• Data rows:
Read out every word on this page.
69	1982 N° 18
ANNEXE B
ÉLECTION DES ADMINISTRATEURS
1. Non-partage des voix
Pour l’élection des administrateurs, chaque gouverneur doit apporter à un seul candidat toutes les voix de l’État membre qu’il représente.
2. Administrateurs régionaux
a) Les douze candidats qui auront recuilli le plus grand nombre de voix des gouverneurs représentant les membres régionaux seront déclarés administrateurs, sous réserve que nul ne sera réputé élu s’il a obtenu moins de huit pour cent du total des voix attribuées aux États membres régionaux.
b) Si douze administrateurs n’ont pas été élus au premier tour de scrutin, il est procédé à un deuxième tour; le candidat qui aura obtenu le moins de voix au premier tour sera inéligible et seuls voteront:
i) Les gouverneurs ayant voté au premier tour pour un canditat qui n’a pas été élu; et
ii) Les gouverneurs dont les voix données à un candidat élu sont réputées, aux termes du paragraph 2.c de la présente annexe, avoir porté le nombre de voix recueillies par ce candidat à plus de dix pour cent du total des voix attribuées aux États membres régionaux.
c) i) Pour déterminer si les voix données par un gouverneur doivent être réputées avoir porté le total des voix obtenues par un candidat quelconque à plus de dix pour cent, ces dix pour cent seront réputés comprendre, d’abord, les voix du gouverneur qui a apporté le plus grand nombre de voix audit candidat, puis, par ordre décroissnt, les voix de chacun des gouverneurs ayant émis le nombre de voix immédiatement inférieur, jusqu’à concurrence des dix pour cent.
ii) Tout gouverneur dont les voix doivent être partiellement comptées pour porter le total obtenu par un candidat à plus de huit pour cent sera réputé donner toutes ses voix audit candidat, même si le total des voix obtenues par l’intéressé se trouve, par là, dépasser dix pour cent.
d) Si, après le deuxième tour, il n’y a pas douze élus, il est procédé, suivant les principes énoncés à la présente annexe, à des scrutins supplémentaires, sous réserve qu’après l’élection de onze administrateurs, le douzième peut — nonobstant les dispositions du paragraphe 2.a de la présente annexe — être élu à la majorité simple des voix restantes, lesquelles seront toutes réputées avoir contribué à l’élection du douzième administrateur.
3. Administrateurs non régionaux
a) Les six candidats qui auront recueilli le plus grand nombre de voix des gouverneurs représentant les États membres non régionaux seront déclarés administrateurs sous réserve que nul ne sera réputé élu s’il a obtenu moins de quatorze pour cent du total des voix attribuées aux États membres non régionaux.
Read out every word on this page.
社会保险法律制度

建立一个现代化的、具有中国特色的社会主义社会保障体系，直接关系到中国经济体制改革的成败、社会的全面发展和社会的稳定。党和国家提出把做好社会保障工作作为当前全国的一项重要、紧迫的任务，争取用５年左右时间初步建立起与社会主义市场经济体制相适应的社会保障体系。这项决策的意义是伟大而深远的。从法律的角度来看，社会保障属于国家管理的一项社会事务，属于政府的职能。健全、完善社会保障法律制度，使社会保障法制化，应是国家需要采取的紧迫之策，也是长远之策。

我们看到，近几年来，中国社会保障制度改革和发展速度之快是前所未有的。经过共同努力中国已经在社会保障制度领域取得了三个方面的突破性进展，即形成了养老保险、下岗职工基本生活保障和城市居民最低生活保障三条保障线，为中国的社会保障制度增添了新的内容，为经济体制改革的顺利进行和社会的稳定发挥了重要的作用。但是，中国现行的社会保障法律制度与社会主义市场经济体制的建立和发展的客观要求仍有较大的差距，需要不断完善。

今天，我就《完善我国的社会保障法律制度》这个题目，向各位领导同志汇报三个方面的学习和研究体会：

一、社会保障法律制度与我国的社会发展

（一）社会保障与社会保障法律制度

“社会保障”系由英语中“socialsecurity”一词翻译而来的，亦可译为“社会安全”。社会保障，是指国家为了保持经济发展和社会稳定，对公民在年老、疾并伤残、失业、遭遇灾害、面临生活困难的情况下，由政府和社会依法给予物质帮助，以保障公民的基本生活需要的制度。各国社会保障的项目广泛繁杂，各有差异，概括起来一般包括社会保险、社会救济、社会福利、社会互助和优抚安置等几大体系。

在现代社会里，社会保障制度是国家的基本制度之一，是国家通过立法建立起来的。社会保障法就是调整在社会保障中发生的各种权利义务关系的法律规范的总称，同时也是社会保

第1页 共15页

• Job:
The lines above should be duplicated exactly.

• Right answer:
Read out every word on this page.
69	1982 N° 18
ANNEXE B
ÉLECTION DES ADMINISTRATEURS
1. Non-partage des voix
Pour l’élection des administrateurs, chaque gouverneur doit apporter à un seul candidat toutes les voix de l’État membre qu’il représente.
2. Administrateurs régionaux
a) Les douze candidats qui auront recuilli le plus grand nombre de voix des gouverneurs représentant les membres régionaux seront déclarés administrateurs, sous réserve que nul ne sera réputé élu s’il a obtenu moins de huit pour cent du total des voix attribuées aux États membres régionaux.
b) Si douze administrateurs n’ont pas été élus au premier tour de scrutin, il est procédé à un deuxième tour; le candidat qui aura obtenu le moins de voix au premier tour sera inéligible et seuls voteront:
i) Les gouverneurs ayant voté au premier tour pour un canditat qui n’a pas été élu; et
ii) Les gouverneurs dont les voix données à un candidat élu sont réputées, aux termes du paragraph 2.c de la présente annexe, avoir porté le nombre de voix recueillies par ce candidat à plus de dix pour cent du total des voix attribuées aux États membres régionaux.
c) i) Pour déterminer si les voix données par un gouverneur doivent être réputées avoir porté le total des voix obtenues par un candidat quelconque à plus de dix pour cent, ces dix pour cent seront réputés comprendre, d’abord, les voix du gouverneur qui a apporté le plus grand nombre de voix audit candidat, puis, par ordre décroissnt, les voix de chacun des gouverneurs ayant émis le nombre de voix immédiatement inférieur, jusqu’à concurrence des dix pour cent.
ii) Tout gouverneur dont les voix doivent être partiellement comptées pour porter le total obtenu par un candidat à plus de huit pour cent sera réputé donner toutes ses voix audit candidat, même si le total des voix obtenues par l’intéressé se trouve, par là, dépasser dix pour cent.
d) Si, après le deuxième tour, il n’y a pas douze élus, il est procédé, suivant les principes énoncés à la présente annexe, à des scrutins supplémentaires, sous réserve qu’après l’élection de onze administrateurs, le douzième peut — nonobstant les dispositions du paragraphe 2.a de la présente annexe — être élu à la majorité simple des voix restantes, lesquelles seront toutes réputées avoir contribué à l’élection du douzième administrateur.
3. Administrateurs non régionaux
a) Les six candidats qui auront recueilli le plus grand nombre de voix des gouverneurs représentant les États membres non régionaux seront déclarés administrateurs sous réserve que nul ne sera réputé élu s’il a obtenu moins de quatorze pour cent du total des voix attribuées aux États membres non régionaux.
Read out every word on this page.
社会保险法律制度

建立一个现代化的、具有中国特色的社会主义社会保障体系，直接关系到中国经济体制改革的成败、社会的全面发展和社会的稳定。党和国家提出把做好社会保障工作作为当前全国的一项重要、紧迫的任务，争取用５年左右时间初步建立起与社会主义市场经济体制相适应的社会保障体系。这项决策的意义是伟大而深远的。从法律的角度来看，社会保障属于国家管理的一项社会事务，属于政府的职能。健全、完善社会保障法律制度，使社会保障法制化，应是国家需要采取的紧迫之策，也是长远之策。

我们看到，近几年来，中国社会保障制度改革和发展速度之快是前所未有的。经过共同努力中国已经在社会保障制度领域取得了三个方面的突破性进展，即形成了养老保险、下岗职工基本生活保障和城市居民最低生活保障三条保障线，为中国的社会保障制度增添了新的内容，为经济体制改革的顺利进行和社会的稳定发挥了重要的作用。但是，中国现行的社会保障法律制度与社会主义市场经济体制的建立和发展的客观要求仍有较大的差距，需要不断完善。

今天，我就《完善我国的社会保障法律制度》这个题目，向各位领导同志汇报三个方面的学习和研究体会：

一、社会保障法律制度与我国的社会发展

（一）社会保障与社会保障法律制度

“社会保障”系由英语中“socialsecurity”一词翻译而来的，亦可译为“社会安全”。社会保障，是指国家为了保持经济发展和社会稳定，对公民在年老、疾并伤残、失业、遭遇灾害、面临生活困难的情况下，由政府和社会依法给予物质帮助，以保障公民的基本生活需要的制度。各国社会保障的项目广泛繁杂，各有差异，概括起来一般包括社会保险、社会救济、社会福利、社会互助和优抚安置等几大体系。

在现代社会里，社会保障制度是国家的基本制度之一，是国家通过立法建立起来的。社会保障法就是调整在社会保障中发生的各种权利义务关系的法律规范的总称，同时也是社会保

第1页 共15页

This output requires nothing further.